◆ **Dataset entries**
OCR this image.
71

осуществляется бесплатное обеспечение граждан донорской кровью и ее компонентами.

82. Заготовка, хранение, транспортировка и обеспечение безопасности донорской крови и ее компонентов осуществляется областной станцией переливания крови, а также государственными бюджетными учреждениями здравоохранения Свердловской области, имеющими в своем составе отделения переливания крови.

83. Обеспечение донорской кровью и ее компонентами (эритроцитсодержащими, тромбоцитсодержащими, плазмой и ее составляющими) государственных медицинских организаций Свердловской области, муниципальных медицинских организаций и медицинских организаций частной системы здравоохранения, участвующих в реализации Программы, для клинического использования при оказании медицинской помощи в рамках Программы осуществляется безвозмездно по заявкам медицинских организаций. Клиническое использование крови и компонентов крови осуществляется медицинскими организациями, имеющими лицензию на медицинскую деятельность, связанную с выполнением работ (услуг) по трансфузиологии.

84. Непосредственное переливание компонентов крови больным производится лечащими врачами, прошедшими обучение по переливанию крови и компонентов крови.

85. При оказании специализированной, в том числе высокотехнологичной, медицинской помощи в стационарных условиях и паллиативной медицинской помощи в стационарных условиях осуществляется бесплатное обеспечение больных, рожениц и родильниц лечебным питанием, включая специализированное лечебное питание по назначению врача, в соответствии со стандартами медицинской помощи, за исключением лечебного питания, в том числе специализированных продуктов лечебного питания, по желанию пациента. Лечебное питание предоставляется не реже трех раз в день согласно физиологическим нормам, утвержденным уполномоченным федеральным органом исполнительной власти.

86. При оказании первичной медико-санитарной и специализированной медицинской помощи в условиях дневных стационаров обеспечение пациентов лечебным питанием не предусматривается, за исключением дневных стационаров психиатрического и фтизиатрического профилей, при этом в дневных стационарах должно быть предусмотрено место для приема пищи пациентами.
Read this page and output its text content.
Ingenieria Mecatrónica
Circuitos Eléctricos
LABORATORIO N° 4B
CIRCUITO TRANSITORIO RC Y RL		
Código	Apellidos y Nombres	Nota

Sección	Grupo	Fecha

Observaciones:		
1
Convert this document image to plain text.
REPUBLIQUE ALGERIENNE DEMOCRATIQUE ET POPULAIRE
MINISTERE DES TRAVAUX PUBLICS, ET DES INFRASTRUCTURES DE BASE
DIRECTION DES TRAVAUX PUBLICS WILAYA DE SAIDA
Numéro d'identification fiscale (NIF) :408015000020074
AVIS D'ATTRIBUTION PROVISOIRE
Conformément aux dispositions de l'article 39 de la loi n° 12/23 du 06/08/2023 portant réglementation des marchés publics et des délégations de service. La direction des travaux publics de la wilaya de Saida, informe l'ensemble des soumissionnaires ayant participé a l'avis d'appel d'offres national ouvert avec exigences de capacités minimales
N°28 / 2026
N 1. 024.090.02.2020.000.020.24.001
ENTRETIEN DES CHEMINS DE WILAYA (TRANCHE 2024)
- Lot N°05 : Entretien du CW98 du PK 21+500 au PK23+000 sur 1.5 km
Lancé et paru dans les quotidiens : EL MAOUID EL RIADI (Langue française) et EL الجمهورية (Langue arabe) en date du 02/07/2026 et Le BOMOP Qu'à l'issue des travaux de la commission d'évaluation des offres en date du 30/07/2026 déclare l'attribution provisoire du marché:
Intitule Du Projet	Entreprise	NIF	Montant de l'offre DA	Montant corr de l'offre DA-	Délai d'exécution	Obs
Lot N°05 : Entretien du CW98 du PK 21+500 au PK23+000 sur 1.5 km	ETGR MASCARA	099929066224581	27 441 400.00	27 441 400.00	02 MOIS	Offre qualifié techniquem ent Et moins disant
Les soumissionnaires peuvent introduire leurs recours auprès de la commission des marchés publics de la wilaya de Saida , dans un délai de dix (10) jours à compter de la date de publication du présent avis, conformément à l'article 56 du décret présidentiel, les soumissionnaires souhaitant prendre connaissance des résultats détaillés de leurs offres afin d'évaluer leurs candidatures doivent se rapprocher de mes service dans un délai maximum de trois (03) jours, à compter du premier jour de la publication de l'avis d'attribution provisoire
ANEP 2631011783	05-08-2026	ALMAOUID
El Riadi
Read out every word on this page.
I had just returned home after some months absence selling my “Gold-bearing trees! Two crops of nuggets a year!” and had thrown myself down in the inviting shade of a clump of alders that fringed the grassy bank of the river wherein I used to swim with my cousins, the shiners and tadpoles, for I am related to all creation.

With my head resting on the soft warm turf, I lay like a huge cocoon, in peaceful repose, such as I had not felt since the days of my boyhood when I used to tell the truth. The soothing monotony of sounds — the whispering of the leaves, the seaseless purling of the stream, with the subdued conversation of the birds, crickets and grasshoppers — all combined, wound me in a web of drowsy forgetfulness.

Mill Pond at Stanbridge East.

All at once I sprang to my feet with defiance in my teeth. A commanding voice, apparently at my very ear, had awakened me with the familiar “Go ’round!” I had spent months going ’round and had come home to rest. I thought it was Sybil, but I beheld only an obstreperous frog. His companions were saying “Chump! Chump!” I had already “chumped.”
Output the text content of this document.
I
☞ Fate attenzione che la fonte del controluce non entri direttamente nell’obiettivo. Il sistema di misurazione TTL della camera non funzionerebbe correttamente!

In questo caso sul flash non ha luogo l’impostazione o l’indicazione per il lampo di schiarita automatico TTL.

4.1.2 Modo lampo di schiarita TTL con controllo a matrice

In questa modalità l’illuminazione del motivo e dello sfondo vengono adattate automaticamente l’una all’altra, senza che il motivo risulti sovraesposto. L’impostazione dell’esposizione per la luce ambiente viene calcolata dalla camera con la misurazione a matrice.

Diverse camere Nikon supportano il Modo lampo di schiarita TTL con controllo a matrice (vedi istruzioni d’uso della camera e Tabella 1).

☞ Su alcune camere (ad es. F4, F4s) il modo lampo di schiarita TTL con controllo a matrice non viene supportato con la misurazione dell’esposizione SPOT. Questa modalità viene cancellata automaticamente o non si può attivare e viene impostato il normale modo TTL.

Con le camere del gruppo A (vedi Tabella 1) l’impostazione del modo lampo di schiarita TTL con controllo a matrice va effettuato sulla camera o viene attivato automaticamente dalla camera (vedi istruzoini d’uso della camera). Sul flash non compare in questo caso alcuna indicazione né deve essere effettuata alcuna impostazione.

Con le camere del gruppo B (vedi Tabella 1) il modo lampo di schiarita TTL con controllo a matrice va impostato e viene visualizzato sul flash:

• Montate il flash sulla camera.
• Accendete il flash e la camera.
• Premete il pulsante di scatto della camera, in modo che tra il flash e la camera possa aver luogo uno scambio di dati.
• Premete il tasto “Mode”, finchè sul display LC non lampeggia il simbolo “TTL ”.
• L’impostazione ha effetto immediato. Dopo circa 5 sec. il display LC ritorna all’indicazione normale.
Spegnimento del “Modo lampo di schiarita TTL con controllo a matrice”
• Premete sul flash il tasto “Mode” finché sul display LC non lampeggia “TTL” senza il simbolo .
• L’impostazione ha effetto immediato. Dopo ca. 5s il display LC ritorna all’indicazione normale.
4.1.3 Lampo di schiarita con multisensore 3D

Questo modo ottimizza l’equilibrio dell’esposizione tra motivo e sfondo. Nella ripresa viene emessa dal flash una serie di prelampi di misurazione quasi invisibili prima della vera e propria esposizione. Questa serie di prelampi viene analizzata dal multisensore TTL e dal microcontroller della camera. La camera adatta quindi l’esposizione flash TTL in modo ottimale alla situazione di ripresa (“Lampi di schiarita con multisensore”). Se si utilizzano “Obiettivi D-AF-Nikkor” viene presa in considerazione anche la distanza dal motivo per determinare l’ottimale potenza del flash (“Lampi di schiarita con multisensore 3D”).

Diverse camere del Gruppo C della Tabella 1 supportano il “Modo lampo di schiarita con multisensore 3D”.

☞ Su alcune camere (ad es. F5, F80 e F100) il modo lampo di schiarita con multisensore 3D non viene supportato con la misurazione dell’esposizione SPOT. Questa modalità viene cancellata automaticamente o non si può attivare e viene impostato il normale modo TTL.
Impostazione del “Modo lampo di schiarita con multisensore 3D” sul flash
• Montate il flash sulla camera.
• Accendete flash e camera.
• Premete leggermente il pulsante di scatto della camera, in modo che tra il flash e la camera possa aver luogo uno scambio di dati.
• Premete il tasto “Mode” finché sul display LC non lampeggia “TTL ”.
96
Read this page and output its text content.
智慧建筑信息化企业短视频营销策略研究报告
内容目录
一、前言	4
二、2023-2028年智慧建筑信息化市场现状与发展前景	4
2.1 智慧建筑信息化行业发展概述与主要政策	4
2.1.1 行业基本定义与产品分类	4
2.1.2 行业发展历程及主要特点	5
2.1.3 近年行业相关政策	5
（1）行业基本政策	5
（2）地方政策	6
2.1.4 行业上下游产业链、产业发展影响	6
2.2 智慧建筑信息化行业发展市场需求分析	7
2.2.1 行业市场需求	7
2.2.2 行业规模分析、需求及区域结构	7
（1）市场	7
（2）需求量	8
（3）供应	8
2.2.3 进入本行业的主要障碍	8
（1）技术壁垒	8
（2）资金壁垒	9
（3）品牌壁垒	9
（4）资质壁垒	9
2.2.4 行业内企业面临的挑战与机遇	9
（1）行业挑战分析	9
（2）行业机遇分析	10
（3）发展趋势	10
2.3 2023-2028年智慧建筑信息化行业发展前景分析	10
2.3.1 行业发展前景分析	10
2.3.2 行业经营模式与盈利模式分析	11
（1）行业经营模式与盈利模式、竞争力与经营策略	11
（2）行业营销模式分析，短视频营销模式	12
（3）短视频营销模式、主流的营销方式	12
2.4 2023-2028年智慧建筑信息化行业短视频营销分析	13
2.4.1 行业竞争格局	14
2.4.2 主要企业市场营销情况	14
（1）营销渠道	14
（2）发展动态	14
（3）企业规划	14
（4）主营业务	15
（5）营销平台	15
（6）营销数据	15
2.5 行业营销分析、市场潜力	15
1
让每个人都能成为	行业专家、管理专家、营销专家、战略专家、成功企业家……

◆ **Request**
Within the listing above, find every line containing the string "finché" and return it.

◆ **Solution**
• Premete sul flash il tasto “Mode” finché sul display LC non lampeggia “TTL” senza il simbolo .
• Premete il tasto “Mode” finché sul display LC non lampeggia “TTL ”.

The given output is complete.